┌──
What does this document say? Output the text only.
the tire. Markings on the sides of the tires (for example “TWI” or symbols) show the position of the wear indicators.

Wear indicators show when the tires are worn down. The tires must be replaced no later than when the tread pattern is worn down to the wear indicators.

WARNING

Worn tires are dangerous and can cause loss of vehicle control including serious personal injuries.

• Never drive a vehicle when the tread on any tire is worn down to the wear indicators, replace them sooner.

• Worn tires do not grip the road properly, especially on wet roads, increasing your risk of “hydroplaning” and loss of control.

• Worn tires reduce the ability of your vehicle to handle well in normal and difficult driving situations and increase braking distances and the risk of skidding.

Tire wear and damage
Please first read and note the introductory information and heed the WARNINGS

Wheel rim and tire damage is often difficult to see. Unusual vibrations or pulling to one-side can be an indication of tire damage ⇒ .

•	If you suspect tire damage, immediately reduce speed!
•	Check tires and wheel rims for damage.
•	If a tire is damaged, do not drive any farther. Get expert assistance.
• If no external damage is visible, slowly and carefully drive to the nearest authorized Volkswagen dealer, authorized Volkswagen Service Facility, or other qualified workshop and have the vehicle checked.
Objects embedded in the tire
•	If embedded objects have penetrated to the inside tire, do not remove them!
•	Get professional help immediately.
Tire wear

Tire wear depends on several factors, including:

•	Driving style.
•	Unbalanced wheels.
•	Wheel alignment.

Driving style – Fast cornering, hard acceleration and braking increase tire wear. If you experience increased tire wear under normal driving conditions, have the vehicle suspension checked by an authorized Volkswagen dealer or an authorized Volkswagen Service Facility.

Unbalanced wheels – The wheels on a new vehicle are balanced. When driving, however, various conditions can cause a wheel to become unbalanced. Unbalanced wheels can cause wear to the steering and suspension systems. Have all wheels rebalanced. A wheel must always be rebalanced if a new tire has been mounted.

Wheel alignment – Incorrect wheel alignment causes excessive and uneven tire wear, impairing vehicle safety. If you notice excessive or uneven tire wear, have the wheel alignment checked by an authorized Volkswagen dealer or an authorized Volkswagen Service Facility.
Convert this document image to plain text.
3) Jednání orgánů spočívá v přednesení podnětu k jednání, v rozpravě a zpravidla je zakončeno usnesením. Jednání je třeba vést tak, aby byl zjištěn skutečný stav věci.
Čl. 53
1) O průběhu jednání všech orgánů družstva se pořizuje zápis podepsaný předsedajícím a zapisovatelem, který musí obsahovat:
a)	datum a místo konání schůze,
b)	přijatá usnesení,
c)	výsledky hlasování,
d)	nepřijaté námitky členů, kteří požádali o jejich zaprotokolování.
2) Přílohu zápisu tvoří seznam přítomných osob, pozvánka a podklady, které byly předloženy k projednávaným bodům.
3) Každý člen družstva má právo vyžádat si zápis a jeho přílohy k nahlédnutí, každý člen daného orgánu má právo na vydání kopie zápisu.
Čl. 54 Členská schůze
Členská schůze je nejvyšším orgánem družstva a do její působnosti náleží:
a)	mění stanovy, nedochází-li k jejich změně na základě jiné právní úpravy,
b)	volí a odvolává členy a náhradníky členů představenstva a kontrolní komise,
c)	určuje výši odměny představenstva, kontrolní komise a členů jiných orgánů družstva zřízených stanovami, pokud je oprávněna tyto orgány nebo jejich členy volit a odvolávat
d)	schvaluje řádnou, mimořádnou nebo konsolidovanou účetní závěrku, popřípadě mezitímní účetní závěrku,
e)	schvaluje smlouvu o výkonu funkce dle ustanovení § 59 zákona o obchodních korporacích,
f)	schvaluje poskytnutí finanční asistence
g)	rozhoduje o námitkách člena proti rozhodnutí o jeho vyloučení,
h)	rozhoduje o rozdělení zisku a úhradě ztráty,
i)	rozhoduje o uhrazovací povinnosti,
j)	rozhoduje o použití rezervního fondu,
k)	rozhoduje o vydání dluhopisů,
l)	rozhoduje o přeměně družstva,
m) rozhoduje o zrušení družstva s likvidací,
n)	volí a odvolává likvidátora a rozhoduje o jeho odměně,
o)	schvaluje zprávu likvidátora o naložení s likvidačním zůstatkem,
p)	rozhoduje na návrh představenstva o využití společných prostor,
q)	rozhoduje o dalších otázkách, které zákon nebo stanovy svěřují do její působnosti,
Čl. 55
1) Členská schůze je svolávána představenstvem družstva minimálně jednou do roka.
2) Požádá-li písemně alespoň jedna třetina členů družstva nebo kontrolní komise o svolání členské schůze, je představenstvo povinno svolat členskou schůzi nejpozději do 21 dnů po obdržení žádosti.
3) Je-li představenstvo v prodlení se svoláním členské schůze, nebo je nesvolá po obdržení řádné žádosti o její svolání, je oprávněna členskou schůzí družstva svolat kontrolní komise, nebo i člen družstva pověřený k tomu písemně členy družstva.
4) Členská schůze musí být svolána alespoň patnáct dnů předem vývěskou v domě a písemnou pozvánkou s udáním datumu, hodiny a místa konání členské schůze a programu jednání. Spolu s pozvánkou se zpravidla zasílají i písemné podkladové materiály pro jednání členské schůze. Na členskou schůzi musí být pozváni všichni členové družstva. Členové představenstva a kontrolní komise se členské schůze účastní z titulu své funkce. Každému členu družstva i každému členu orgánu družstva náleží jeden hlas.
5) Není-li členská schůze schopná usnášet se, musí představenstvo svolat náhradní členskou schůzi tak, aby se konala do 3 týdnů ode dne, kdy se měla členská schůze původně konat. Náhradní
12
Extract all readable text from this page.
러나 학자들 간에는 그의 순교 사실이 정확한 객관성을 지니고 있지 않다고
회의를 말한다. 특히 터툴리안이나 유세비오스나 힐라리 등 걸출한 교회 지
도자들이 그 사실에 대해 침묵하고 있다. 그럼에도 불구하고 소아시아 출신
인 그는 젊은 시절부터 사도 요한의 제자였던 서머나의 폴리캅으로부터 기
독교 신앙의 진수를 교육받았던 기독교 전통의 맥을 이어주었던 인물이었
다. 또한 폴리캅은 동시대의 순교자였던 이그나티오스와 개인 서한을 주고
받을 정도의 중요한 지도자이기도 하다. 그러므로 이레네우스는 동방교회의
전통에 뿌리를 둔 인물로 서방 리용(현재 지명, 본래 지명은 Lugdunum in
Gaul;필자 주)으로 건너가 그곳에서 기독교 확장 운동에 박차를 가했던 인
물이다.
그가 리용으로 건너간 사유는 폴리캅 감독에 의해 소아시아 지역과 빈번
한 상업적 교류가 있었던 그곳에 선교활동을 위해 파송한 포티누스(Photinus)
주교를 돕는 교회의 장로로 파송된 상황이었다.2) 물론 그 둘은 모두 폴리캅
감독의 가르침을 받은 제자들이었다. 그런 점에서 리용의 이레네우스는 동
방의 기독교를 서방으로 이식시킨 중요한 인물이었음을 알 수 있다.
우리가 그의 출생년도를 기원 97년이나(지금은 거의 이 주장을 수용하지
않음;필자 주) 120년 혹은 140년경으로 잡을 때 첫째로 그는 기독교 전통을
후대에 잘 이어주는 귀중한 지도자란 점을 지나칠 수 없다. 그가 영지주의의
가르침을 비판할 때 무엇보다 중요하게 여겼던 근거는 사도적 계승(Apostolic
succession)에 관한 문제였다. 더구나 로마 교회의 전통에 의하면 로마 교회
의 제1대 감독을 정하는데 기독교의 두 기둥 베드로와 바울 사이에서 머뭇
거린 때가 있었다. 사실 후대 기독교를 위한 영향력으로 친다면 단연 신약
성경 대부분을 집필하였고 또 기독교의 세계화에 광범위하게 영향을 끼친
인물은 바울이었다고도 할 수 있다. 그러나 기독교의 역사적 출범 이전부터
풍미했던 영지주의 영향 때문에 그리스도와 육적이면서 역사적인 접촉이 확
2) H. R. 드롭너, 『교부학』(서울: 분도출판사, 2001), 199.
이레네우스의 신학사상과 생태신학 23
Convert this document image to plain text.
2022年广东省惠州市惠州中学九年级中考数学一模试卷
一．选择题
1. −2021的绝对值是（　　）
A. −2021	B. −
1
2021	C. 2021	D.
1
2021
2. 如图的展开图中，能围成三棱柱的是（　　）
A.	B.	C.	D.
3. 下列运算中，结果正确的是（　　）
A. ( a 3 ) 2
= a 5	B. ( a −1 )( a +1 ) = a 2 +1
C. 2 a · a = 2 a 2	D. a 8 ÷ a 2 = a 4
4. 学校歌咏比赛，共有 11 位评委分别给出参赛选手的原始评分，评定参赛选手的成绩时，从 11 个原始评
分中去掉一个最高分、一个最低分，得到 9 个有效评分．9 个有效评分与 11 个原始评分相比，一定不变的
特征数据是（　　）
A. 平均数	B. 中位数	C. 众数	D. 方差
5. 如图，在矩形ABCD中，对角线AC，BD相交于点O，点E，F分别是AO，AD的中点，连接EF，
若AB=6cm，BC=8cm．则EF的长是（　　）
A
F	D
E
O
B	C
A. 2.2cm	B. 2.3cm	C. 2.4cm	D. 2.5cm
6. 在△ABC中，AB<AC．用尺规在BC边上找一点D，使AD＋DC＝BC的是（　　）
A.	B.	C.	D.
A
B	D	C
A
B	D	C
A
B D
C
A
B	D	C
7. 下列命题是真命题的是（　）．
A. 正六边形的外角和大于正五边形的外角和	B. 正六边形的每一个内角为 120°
└──
_Exercise goal_: Find each line that has the word "její", then copy it out.

_Response below_:
Členská schůze je nejvyšším orgánem družstva a do její působnosti náleží:
q)	rozhoduje o dalších otázkách, které zákon nebo stanovy svěřují do její působnosti,
3) Je-li představenstvo v prodlení se svoláním členské schůze, nebo je nesvolá po obdržení řádné žádosti o její svolání, je oprávněna členskou schůzí družstva svolat kontrolní komise, nebo i člen družstva pověřený k tomu písemně členy družstva.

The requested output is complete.